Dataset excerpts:
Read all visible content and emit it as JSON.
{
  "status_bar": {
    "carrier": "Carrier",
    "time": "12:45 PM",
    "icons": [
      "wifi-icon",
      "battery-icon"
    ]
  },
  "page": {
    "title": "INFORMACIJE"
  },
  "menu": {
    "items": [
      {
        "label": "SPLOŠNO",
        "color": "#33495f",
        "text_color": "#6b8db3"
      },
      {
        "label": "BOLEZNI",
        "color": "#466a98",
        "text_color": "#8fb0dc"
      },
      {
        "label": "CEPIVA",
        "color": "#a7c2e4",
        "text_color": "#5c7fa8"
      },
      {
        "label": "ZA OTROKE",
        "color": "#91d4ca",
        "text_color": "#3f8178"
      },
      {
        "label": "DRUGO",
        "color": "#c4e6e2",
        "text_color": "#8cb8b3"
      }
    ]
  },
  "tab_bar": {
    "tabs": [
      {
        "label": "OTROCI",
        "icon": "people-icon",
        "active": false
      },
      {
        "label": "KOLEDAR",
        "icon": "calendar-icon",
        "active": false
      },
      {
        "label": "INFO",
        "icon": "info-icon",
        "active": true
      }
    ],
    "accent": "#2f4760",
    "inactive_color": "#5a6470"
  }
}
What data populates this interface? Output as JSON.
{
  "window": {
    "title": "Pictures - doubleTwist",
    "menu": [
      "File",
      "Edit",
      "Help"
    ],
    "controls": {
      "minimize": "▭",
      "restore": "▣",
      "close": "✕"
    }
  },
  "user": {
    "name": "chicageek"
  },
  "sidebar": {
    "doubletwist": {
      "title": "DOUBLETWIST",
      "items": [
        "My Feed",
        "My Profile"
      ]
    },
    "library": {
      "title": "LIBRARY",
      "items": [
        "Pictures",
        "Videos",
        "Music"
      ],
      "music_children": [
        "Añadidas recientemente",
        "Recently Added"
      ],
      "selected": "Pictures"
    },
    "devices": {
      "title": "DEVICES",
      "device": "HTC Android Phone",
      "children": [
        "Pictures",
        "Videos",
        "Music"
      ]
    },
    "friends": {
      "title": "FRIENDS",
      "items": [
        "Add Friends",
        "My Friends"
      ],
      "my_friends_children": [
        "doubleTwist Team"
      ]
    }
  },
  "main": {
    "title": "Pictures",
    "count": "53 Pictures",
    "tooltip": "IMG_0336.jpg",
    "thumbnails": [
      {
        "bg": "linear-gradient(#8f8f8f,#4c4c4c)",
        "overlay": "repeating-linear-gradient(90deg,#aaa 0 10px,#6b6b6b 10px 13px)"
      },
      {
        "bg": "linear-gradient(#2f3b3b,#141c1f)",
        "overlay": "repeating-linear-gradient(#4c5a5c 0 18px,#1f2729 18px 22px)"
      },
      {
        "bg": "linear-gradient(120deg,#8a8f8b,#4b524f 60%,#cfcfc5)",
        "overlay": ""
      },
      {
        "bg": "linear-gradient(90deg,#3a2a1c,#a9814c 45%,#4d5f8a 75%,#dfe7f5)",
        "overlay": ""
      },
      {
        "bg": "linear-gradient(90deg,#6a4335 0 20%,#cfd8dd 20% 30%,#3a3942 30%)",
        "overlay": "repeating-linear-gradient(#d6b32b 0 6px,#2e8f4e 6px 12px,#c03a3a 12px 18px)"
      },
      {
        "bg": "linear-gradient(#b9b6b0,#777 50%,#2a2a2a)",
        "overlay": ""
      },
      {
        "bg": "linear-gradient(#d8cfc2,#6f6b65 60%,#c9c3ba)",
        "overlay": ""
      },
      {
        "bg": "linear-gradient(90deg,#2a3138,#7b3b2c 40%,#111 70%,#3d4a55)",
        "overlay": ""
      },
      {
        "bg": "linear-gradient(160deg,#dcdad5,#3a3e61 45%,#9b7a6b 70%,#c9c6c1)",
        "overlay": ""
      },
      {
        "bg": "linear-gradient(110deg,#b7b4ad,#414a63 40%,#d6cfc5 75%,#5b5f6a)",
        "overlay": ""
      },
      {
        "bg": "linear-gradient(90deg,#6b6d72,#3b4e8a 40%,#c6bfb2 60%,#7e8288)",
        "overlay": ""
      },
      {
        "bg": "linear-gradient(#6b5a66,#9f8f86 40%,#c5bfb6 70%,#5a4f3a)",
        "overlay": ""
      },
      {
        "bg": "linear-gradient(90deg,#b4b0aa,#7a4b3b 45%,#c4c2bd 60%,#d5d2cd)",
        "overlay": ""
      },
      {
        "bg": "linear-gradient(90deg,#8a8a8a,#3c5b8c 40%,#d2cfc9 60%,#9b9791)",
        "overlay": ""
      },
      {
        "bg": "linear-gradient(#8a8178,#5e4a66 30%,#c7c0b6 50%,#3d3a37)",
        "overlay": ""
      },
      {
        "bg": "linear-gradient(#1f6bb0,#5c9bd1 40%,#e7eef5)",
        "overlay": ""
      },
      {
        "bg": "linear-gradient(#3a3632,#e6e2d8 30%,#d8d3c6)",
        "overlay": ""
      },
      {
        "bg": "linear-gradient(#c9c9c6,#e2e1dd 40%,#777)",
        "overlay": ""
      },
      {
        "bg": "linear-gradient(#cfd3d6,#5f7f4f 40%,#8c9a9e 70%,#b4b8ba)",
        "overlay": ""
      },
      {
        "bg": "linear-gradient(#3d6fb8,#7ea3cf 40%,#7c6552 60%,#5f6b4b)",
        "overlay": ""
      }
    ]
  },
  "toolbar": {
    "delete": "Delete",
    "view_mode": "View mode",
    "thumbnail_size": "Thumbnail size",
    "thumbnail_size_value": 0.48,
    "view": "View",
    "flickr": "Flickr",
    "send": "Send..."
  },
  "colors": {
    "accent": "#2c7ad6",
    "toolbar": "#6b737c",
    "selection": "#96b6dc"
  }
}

Written request ::
Find the lines containing "Pictures" and pull them out.

Exercise result ::
    "title": "Pictures - doubleTwist",
        "Pictures",
      "selected": "Pictures"
        "Pictures",
    "title": "Pictures",
    "count": "53 Pictures",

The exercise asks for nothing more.